- [STATED PROBLEM] Lay out every line from the one containing "What elements are" down to the one containing "Bar [295,110,453,178]", both included, as a JSON list of strings with one string per line and blank lines left out.

## Start PROVIDED RECORDS

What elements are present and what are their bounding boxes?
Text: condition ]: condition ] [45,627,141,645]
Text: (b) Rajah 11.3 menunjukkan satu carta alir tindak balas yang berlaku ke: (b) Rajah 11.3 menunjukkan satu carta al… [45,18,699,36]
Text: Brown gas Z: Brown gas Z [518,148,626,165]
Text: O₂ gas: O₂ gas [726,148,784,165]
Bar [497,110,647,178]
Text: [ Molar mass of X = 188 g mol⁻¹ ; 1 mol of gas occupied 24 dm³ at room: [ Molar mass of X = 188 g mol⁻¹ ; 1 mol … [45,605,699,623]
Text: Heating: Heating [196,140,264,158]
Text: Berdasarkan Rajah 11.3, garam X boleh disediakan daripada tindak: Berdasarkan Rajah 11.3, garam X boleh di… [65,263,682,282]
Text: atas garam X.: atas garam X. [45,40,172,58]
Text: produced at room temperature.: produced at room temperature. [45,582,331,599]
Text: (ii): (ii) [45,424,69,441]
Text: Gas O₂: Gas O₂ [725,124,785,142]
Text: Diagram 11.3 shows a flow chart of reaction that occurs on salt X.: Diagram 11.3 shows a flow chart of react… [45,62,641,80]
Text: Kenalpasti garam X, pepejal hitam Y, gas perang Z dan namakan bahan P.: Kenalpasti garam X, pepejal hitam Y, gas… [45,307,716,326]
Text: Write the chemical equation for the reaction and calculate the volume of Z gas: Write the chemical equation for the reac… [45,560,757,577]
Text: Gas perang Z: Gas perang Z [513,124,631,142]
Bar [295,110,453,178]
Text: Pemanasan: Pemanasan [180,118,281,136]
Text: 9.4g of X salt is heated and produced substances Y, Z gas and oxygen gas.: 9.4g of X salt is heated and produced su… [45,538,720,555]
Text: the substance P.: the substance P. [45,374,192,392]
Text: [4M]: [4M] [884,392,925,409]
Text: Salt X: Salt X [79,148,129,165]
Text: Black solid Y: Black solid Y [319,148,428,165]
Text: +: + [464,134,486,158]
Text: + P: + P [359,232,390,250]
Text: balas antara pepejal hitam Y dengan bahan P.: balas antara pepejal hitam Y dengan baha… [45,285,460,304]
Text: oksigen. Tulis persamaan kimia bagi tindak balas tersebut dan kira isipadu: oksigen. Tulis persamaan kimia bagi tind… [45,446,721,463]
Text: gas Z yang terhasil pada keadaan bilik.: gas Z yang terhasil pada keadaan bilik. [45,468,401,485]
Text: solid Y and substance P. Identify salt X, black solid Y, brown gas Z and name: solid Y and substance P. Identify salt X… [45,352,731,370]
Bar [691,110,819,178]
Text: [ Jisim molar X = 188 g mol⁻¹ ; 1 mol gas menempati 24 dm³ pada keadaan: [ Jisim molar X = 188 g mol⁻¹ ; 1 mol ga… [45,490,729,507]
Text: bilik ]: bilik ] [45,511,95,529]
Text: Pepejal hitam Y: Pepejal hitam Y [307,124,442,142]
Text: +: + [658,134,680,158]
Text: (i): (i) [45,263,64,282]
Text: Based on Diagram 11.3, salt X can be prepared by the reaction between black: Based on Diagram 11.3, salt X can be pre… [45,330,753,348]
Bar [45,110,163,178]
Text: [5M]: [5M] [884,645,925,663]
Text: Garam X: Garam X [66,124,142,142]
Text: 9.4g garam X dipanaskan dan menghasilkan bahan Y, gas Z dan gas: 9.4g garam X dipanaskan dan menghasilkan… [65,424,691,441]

## End PROVIDED RECORDS
## Start PROVIDED RECORDS

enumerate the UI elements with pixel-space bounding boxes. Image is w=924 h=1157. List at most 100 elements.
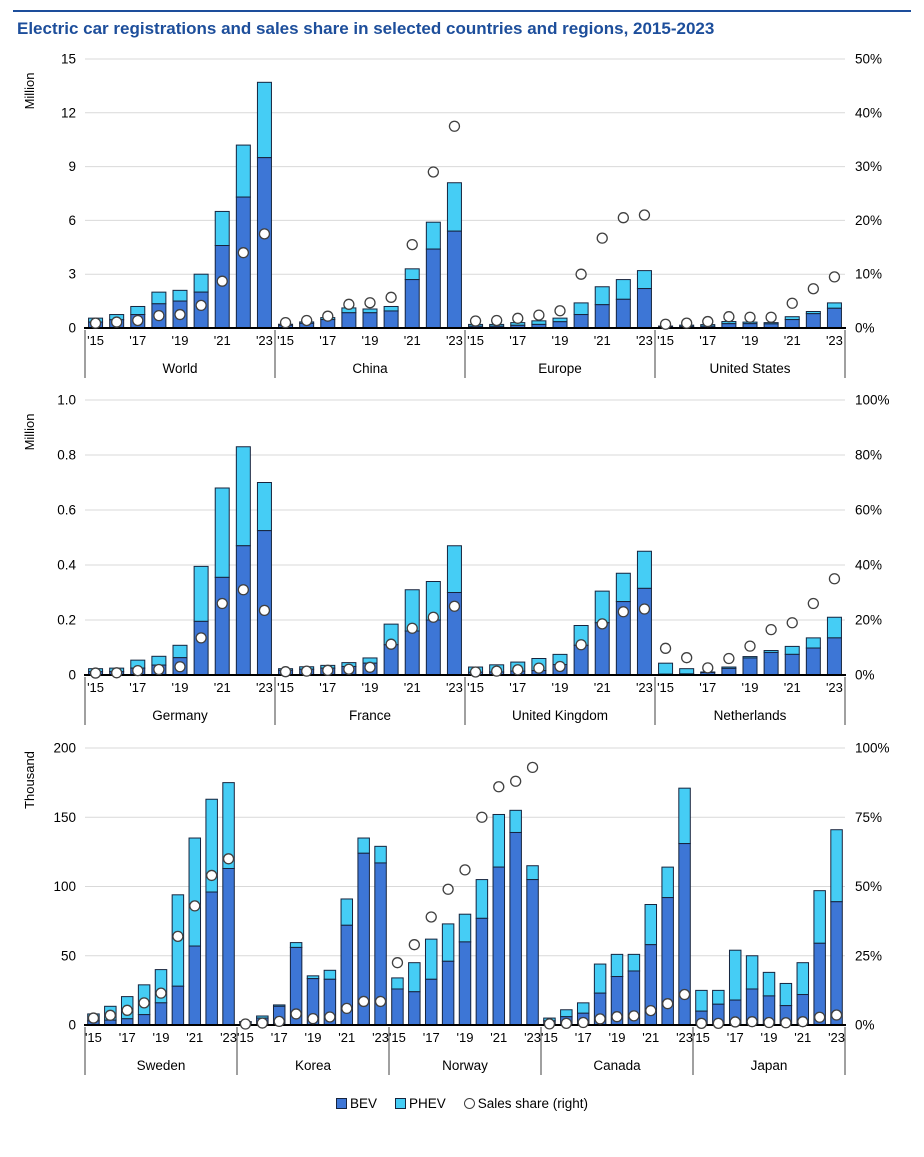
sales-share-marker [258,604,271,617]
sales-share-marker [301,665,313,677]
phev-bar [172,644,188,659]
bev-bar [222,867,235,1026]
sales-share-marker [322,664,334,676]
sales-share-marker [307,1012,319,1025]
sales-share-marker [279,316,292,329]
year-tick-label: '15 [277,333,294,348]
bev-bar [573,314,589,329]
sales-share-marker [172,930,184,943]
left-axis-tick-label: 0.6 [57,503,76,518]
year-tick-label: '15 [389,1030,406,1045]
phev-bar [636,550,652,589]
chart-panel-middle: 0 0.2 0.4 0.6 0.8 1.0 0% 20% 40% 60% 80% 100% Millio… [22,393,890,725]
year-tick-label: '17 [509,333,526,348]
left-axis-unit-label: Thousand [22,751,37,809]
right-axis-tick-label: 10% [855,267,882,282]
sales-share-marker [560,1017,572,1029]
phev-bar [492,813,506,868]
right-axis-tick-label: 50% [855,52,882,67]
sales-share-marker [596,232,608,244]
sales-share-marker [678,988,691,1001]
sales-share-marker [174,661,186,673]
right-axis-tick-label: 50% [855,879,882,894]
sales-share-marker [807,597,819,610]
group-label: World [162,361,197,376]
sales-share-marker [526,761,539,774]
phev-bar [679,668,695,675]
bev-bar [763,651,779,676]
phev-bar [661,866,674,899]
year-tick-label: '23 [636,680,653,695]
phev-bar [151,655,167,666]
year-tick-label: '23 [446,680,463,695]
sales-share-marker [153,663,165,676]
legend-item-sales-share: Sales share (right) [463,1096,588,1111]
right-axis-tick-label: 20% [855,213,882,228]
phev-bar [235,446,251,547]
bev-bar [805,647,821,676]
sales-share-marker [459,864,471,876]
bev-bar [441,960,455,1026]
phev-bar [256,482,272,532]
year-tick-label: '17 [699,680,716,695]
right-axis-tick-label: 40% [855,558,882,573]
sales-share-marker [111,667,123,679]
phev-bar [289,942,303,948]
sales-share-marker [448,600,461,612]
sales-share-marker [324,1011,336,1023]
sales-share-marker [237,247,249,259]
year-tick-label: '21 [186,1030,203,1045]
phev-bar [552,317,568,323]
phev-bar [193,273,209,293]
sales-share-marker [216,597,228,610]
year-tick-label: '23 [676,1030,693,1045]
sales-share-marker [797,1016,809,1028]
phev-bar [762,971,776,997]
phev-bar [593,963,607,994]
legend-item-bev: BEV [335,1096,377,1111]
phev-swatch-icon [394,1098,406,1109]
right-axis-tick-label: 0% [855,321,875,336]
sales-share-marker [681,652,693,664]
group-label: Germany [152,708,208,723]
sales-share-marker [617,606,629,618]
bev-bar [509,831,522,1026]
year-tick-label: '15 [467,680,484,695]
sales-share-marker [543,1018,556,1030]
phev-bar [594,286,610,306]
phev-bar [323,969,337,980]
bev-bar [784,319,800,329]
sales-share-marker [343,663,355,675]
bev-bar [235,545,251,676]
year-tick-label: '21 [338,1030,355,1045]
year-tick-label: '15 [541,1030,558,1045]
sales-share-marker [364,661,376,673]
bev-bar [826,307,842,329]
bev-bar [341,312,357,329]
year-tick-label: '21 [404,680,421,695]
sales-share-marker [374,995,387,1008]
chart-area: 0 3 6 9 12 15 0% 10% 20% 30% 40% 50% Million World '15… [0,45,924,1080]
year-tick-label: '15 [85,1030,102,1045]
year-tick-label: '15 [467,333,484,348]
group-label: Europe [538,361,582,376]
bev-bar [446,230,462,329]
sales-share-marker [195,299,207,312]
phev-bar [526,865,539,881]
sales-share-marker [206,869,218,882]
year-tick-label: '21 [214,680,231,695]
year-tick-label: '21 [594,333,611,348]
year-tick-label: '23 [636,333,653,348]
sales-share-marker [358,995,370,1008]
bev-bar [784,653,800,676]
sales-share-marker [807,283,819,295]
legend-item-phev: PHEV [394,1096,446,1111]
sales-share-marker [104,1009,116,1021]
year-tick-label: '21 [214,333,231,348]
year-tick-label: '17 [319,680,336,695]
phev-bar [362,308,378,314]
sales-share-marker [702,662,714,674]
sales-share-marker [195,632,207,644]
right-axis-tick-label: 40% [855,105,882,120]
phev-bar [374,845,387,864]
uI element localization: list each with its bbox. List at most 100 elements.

## End PROVIDED RECORDS

- [COMPLETED EXERCISE]
[
  "What elements are present and what are their bounding boxes?",
  "Text: condition ]: condition ] [45,627,141,645]",
  "Text: (b) Rajah 11.3 menunjukkan satu carta alir tindak balas yang berlaku ke: (b) Rajah 11.3 menunjukkan satu carta al… [45,18,699,36]",
  "Text: Brown gas Z: Brown gas Z [518,148,626,165]",
  "Text: O₂ gas: O₂ gas [726,148,784,165]",
  "Bar [497,110,647,178]",
  "Text: [ Molar mass of X = 188 g mol⁻¹ ; 1 mol of gas occupied 24 dm³ at room: [ Molar mass of X = 188 g mol⁻¹ ; 1 mol … [45,605,699,623]",
  "Text: Heating: Heating [196,140,264,158]",
  "Text: Berdasarkan Rajah 11.3, garam X boleh disediakan daripada tindak: Berdasarkan Rajah 11.3, garam X boleh di… [65,263,682,282]",
  "Text: atas garam X.: atas garam X. [45,40,172,58]",
  "Text: produced at room temperature.: produced at room temperature. [45,582,331,599]",
  "Text: (ii): (ii) [45,424,69,441]",
  "Text: Gas O₂: Gas O₂ [725,124,785,142]",
  "Text: Diagram 11.3 shows a flow chart of reaction that occurs on salt X.: Diagram 11.3 shows a flow chart of react… [45,62,641,80]",
  "Text: Kenalpasti garam X, pepejal hitam Y, gas perang Z dan namakan bahan P.: Kenalpasti garam X, pepejal hitam Y, gas… [45,307,716,326]",
  "Text: Write the chemical equation for the reaction and calculate the volume of Z gas: Write the chemical equation for the reac… [45,560,757,577]",
  "Text: Gas perang Z: Gas perang Z [513,124,631,142]",
  "Bar [295,110,453,178]"
]